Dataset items
• • •

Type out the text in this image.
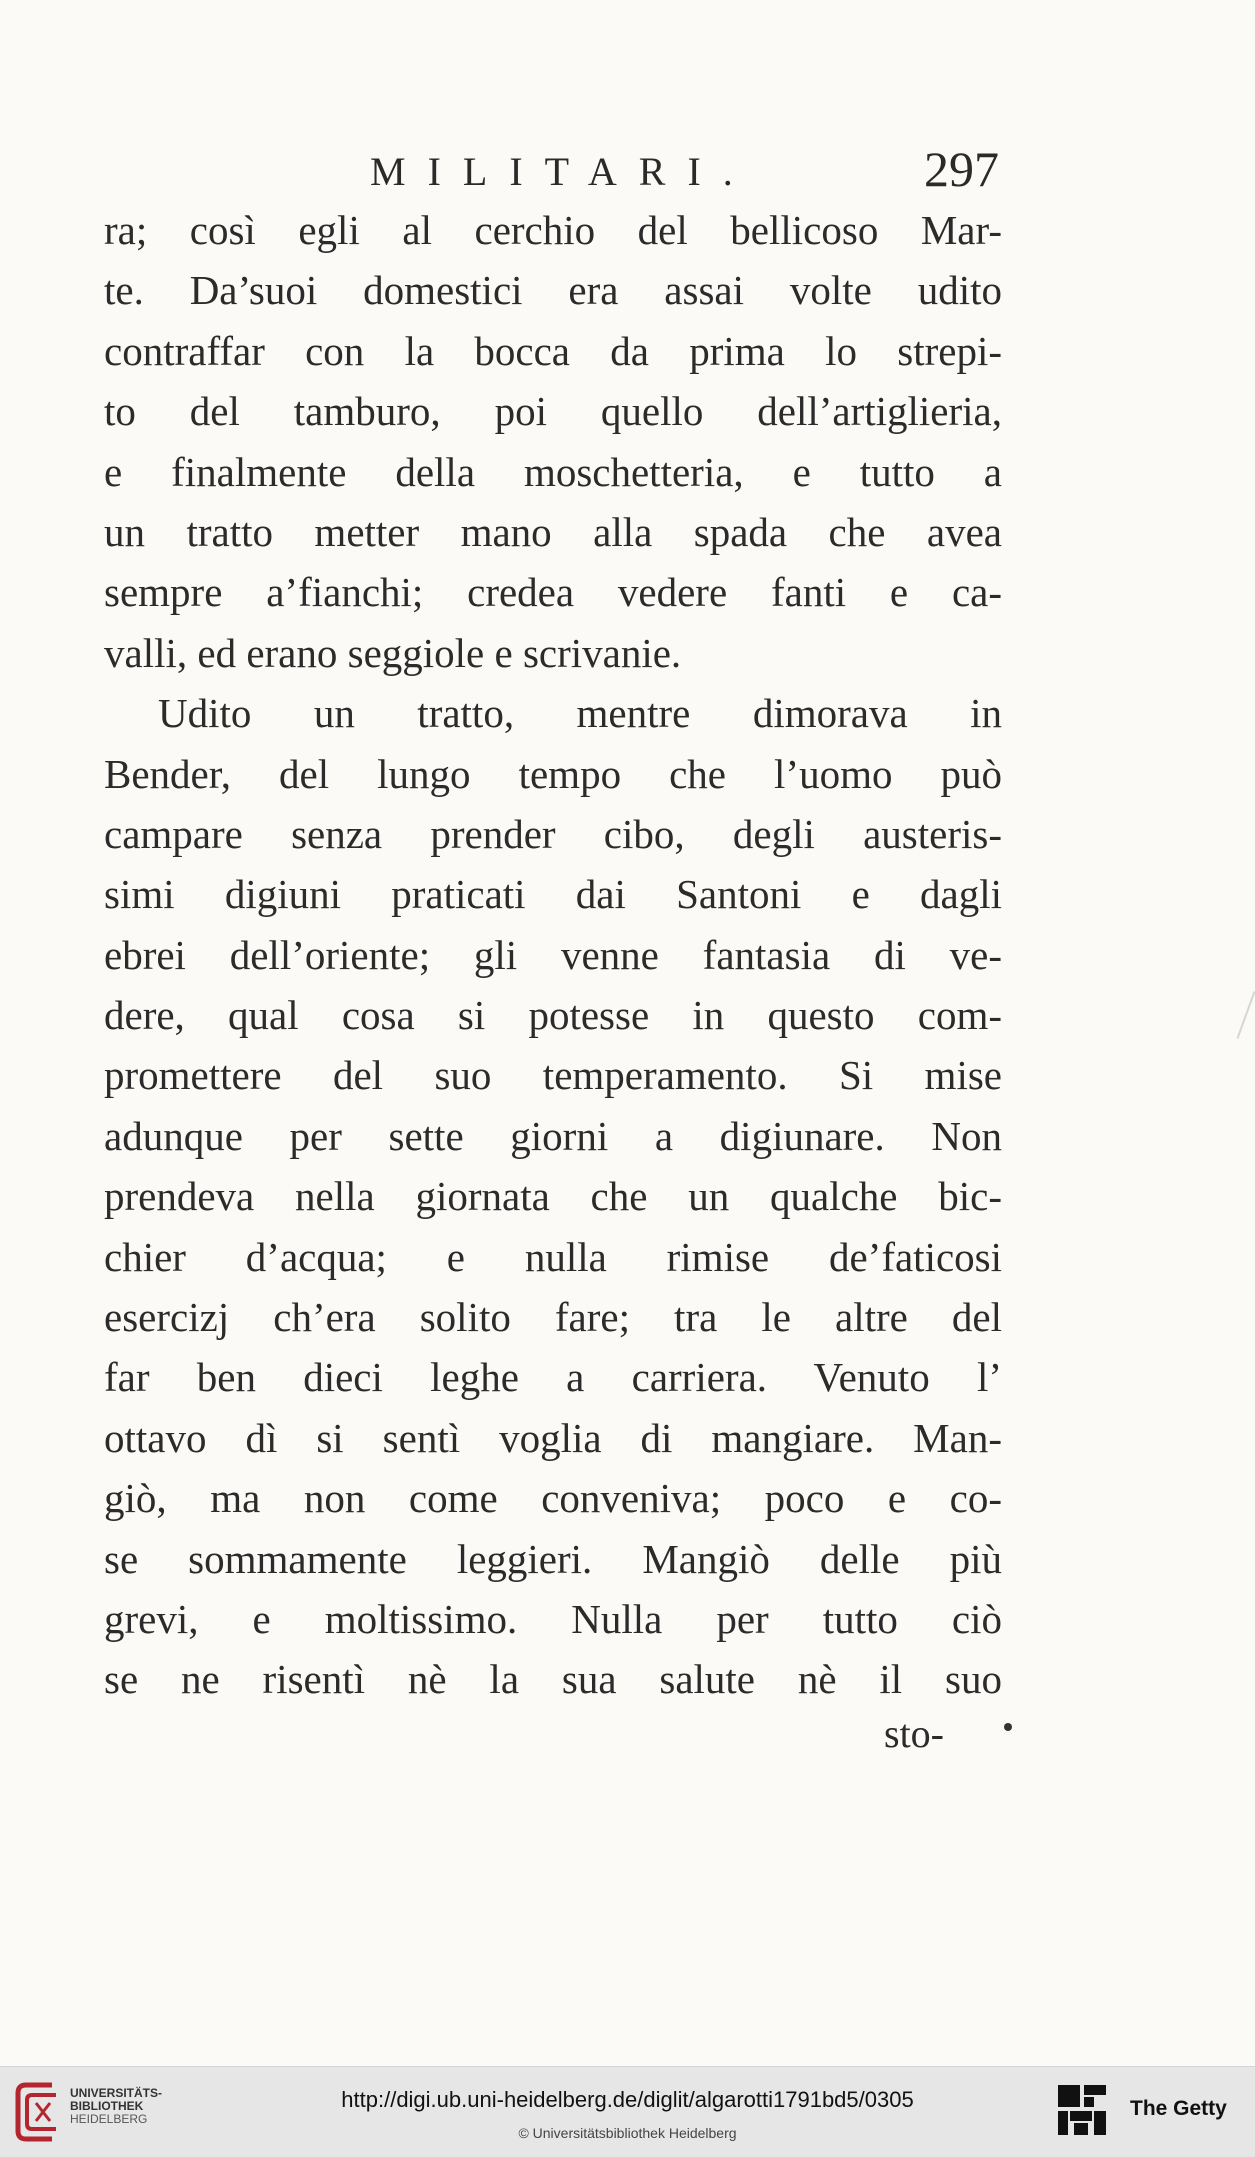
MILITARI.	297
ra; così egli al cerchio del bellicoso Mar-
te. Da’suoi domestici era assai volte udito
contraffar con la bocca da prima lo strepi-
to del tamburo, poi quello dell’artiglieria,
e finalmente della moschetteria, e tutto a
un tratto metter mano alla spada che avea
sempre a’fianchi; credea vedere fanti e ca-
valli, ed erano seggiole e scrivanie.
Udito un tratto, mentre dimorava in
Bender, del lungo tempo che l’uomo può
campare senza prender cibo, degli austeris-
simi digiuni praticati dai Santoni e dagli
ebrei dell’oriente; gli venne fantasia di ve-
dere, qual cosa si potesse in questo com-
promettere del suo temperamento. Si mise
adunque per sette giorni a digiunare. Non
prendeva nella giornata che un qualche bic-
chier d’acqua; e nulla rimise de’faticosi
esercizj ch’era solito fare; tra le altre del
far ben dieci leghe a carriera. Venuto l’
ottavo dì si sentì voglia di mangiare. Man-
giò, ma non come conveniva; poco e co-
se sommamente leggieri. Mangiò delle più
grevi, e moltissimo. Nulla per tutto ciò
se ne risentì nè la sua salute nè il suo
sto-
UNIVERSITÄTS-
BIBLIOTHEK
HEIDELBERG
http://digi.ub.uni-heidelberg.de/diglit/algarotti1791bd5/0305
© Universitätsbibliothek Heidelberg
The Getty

• • •

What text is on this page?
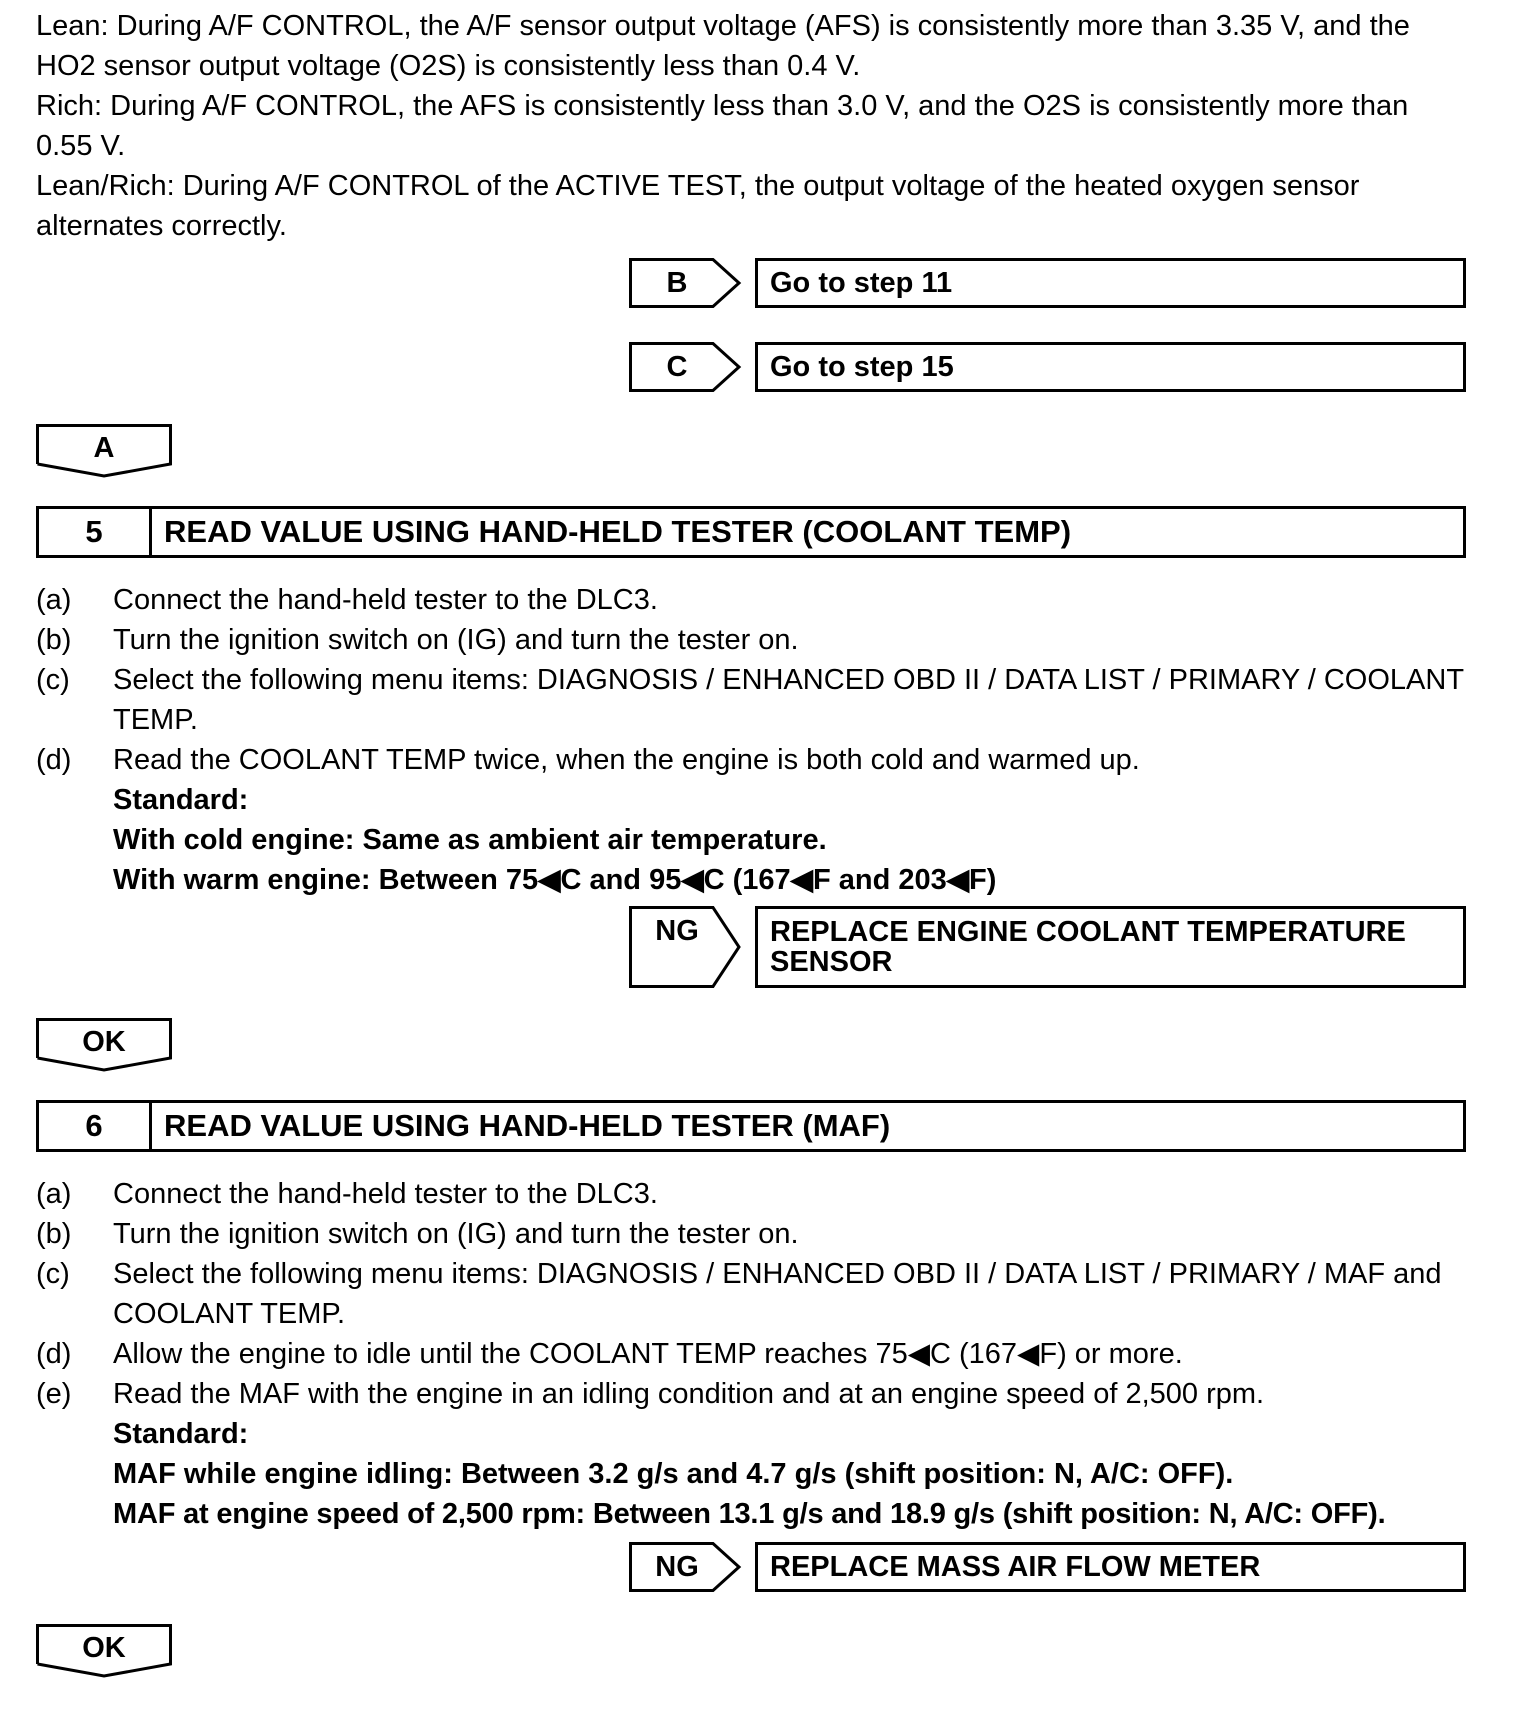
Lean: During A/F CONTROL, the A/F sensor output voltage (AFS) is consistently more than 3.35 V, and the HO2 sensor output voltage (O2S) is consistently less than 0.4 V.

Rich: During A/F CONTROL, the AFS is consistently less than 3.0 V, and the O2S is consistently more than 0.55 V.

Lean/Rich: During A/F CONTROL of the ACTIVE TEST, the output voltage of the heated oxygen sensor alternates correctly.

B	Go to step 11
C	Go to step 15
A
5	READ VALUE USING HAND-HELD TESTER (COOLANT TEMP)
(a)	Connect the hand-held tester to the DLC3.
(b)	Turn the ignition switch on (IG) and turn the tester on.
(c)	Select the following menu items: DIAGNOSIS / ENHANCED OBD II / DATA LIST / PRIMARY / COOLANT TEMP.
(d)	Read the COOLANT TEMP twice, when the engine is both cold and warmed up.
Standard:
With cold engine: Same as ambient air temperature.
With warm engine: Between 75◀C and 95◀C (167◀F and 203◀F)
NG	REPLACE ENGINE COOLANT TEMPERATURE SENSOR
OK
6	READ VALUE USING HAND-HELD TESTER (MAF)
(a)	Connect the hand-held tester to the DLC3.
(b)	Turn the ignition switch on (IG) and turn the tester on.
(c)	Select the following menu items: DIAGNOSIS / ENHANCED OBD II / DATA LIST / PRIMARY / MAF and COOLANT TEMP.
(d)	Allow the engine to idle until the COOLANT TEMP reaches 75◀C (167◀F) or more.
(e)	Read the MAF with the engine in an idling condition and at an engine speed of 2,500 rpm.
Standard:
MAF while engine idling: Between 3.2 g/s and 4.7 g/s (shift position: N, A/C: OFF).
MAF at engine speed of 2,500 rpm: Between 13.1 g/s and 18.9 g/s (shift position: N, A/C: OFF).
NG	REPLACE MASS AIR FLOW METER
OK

• • •

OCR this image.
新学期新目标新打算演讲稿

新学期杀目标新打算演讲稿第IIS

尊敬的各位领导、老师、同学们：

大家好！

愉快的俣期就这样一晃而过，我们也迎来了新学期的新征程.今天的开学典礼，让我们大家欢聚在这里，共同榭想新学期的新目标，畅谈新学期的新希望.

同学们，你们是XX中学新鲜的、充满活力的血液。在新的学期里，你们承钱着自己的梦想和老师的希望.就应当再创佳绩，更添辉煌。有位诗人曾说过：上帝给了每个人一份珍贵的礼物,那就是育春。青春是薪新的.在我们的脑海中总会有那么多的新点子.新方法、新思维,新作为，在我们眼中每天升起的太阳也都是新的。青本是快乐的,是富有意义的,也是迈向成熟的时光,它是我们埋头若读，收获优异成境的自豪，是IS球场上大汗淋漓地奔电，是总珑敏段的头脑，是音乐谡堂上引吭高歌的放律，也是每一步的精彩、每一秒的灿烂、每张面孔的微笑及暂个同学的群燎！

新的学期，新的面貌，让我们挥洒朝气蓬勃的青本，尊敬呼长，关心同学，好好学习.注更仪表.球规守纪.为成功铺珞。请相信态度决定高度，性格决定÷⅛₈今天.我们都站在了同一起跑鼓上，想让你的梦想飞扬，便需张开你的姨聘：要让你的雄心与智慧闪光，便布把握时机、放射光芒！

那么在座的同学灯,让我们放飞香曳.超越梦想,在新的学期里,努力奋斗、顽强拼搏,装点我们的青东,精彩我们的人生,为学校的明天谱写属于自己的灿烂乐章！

• • •

### Aim of the task
List the lines that contain the word "output".

### The completed task
Lean: During A/F CONTROL, the A/F sensor output voltage (AFS) is consistently more than 3.35 V, and the HO2 sensor output voltage (O2S) is consistently less than 0.4 V.
Lean/Rich: During A/F CONTROL of the ACTIVE TEST, the output voltage of the heated oxygen sensor alternates correctly.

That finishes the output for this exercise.